Stored items:
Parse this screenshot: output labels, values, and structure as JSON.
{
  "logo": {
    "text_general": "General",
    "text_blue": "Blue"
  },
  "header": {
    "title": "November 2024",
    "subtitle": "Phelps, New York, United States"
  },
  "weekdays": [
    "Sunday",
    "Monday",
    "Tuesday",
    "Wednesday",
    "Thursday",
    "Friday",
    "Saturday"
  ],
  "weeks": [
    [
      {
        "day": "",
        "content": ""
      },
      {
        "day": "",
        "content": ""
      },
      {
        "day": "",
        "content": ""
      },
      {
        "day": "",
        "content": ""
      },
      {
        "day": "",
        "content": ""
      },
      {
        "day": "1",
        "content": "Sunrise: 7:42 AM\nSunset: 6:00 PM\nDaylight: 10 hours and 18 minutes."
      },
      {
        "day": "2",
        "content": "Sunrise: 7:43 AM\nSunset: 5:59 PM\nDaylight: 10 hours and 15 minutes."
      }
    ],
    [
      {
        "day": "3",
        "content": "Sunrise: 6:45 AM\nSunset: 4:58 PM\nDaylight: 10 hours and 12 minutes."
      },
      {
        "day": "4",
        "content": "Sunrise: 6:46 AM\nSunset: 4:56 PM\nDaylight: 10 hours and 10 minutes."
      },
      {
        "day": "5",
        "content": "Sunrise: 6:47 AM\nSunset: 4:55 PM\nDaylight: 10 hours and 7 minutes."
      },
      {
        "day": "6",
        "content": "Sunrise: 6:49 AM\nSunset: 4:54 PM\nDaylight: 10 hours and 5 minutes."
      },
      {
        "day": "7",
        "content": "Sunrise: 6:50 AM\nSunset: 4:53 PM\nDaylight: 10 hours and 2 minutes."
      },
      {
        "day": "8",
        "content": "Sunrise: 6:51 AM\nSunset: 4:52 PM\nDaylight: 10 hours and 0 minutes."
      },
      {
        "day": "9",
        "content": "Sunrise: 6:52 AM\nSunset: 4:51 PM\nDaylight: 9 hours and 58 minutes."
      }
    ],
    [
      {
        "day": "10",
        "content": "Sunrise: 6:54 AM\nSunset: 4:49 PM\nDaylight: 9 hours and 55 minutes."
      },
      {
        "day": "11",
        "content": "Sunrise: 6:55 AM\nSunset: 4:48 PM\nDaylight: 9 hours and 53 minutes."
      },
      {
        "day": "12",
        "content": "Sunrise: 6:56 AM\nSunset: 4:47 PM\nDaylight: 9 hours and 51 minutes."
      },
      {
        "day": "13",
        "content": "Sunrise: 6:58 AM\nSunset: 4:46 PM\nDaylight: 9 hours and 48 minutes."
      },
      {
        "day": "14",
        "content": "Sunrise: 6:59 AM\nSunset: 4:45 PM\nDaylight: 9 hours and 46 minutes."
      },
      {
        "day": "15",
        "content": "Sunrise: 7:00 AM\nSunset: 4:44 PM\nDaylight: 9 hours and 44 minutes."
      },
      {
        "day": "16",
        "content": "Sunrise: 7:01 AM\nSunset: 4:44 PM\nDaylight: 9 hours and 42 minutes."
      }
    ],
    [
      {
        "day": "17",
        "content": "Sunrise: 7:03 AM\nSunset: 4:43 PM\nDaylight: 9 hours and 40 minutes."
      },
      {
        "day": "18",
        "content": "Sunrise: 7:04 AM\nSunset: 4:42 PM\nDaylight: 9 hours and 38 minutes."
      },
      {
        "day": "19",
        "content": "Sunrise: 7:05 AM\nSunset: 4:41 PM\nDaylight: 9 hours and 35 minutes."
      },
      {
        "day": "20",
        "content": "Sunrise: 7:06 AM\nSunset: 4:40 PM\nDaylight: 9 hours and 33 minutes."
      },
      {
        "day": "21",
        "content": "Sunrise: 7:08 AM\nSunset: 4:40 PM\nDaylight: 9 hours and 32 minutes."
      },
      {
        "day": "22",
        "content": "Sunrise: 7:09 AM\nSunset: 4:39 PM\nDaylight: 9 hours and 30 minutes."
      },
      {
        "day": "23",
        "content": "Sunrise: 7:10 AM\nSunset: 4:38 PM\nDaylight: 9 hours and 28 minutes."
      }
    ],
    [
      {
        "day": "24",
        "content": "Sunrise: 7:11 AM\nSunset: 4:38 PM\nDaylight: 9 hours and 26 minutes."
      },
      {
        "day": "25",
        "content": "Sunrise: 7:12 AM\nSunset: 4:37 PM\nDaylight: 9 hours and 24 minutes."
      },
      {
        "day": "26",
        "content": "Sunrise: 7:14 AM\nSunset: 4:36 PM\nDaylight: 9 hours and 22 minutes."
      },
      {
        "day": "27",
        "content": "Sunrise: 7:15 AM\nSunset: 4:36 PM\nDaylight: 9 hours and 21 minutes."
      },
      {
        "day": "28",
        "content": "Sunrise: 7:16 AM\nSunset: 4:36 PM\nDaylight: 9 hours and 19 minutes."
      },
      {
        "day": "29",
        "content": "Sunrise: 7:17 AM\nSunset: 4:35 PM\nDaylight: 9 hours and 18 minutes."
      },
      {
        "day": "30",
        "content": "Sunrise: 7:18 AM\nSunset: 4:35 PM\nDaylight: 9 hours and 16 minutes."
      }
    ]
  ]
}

**Objective**
Every line of the data above should be copied exactly.

**Solution to the problem**
Parse this screenshot: output labels, values, and structure as JSON.
{
  "logo": {
    "text_general": "General",
    "text_blue": "Blue"
  },
  "header": {
    "title": "November 2024",
    "subtitle": "Phelps, New York, United States"
  },
  "weekdays": [
    "Sunday",
    "Monday",
    "Tuesday",
    "Wednesday",
    "Thursday",
    "Friday",
    "Saturday"
  ],
  "weeks": [
    [
      {
        "day": "",
        "content": ""
      },
      {
        "day": "",
        "content": ""
      },
      {
        "day": "",
        "content": ""
      },
      {
        "day": "",
        "content": ""
      },
      {
        "day": "",
        "content": ""
      },
      {
        "day": "1",
        "content": "Sunrise: 7:42 AM\nSunset: 6:00 PM\nDaylight: 10 hours and 18 minutes."
      },
      {
        "day": "2",
        "content": "Sunrise: 7:43 AM\nSunset: 5:59 PM\nDaylight: 10 hours and 15 minutes."
      }
    ],
    [
      {
        "day": "3",
        "content": "Sunrise: 6:45 AM\nSunset: 4:58 PM\nDaylight: 10 hours and 12 minutes."
      },
      {
        "day": "4",
        "content": "Sunrise: 6:46 AM\nSunset: 4:56 PM\nDaylight: 10 hours and 10 minutes."
      },
      {
        "day": "5",
        "content": "Sunrise: 6:47 AM\nSunset: 4:55 PM\nDaylight: 10 hours and 7 minutes."
      },
      {
        "day": "6",
        "content": "Sunrise: 6:49 AM\nSunset: 4:54 PM\nDaylight: 10 hours and 5 minutes."
      },
      {
        "day": "7",
        "content": "Sunrise: 6:50 AM\nSunset: 4:53 PM\nDaylight: 10 hours and 2 minutes."
      },
      {
        "day": "8",
        "content": "Sunrise: 6:51 AM\nSunset: 4:52 PM\nDaylight: 10 hours and 0 minutes."
      },
      {
        "day": "9",
        "content": "Sunrise: 6:52 AM\nSunset: 4:51 PM\nDaylight: 9 hours and 58 minutes."
      }
    ],
    [
      {
        "day": "10",
        "content": "Sunrise: 6:54 AM\nSunset: 4:49 PM\nDaylight: 9 hours and 55 minutes."
      },
      {
        "day": "11",
        "content": "Sunrise: 6:55 AM\nSunset: 4:48 PM\nDaylight: 9 hours and 53 minutes."
      },
      {
        "day": "12",
        "content": "Sunrise: 6:56 AM\nSunset: 4:47 PM\nDaylight: 9 hours and 51 minutes."
      },
      {
        "day": "13",
        "content": "Sunrise: 6:58 AM\nSunset: 4:46 PM\nDaylight: 9 hours and 48 minutes."
      },
      {
        "day": "14",
        "content": "Sunrise: 6:59 AM\nSunset: 4:45 PM\nDaylight: 9 hours and 46 minutes."
      },
      {
        "day": "15",
        "content": "Sunrise: 7:00 AM\nSunset: 4:44 PM\nDaylight: 9 hours and 44 minutes."
      },
      {
        "day": "16",
        "content": "Sunrise: 7:01 AM\nSunset: 4:44 PM\nDaylight: 9 hours and 42 minutes."
      }
    ],
    [
      {
        "day": "17",
        "content": "Sunrise: 7:03 AM\nSunset: 4:43 PM\nDaylight: 9 hours and 40 minutes."
      },
      {
        "day": "18",
        "content": "Sunrise: 7:04 AM\nSunset: 4:42 PM\nDaylight: 9 hours and 38 minutes."
      },
      {
        "day": "19",
        "content": "Sunrise: 7:05 AM\nSunset: 4:41 PM\nDaylight: 9 hours and 35 minutes."
      },
      {
        "day": "20",
        "content": "Sunrise: 7:06 AM\nSunset: 4:40 PM\nDaylight: 9 hours and 33 minutes."
      },
      {
        "day": "21",
        "content": "Sunrise: 7:08 AM\nSunset: 4:40 PM\nDaylight: 9 hours and 32 minutes."
      },
      {
        "day": "22",
        "content": "Sunrise: 7:09 AM\nSunset: 4:39 PM\nDaylight: 9 hours and 30 minutes."
      },
      {
        "day": "23",
        "content": "Sunrise: 7:10 AM\nSunset: 4:38 PM\nDaylight: 9 hours and 28 minutes."
      }
    ],
    [
      {
        "day": "24",
        "content": "Sunrise: 7:11 AM\nSunset: 4:38 PM\nDaylight: 9 hours and 26 minutes."
      },
      {
        "day": "25",
        "content": "Sunrise: 7:12 AM\nSunset: 4:37 PM\nDaylight: 9 hours and 24 minutes."
      },
      {
        "day": "26",
        "content": "Sunrise: 7:14 AM\nSunset: 4:36 PM\nDaylight: 9 hours and 22 minutes."
      },
      {
        "day": "27",
        "content": "Sunrise: 7:15 AM\nSunset: 4:36 PM\nDaylight: 9 hours and 21 minutes."
      },
      {
        "day": "28",
        "content": "Sunrise: 7:16 AM\nSunset: 4:36 PM\nDaylight: 9 hours and 19 minutes."
      },
      {
        "day": "29",
        "content": "Sunrise: 7:17 AM\nSunset: 4:35 PM\nDaylight: 9 hours and 18 minutes."
      },
      {
        "day": "30",
        "content": "Sunrise: 7:18 AM\nSunset: 4:35 PM\nDaylight: 9 hours and 16 minutes."
      }
    ]
  ]
}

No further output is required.